▸ **Provided entries**
━━━━━━━━━━━━━━━━━━━━
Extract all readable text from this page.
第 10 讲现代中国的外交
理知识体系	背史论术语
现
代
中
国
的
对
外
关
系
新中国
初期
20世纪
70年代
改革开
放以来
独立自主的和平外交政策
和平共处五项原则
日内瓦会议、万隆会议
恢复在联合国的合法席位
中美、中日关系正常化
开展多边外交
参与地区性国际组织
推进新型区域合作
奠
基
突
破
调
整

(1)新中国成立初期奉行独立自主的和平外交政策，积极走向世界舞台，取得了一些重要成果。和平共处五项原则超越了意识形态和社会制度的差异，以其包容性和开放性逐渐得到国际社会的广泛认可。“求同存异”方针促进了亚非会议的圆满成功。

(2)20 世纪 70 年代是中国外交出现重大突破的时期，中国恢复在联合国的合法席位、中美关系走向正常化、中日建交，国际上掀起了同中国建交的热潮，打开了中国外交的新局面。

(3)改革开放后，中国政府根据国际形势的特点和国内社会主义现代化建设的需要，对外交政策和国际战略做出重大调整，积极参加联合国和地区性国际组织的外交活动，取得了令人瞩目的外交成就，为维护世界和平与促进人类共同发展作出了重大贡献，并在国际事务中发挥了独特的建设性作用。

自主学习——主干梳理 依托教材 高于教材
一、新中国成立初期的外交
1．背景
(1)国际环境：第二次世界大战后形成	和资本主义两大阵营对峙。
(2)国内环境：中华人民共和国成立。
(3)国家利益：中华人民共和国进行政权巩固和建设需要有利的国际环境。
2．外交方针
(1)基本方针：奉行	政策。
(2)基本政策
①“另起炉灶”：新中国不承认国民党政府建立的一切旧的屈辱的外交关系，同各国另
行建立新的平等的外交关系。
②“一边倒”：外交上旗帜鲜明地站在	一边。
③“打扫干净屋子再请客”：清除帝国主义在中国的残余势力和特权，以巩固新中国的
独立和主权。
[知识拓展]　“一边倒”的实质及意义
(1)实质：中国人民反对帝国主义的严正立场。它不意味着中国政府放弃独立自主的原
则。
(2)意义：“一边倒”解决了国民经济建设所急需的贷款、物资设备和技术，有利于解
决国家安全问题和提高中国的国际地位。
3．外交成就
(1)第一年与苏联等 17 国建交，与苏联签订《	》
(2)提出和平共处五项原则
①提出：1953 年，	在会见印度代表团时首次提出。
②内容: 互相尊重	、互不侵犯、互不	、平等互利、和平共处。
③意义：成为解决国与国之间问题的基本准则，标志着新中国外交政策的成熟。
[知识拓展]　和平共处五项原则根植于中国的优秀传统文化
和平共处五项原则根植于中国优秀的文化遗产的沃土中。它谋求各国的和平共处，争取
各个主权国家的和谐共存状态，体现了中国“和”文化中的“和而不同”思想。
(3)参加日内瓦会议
━━━━━━━━━━━━━━━━━━━━
From the listing above, pick out every line containing "知识拓展".

▸ **The result**
[知识拓展]　“一边倒”的实质及意义
[知识拓展]　和平共处五项原则根植于中国的优秀传统文化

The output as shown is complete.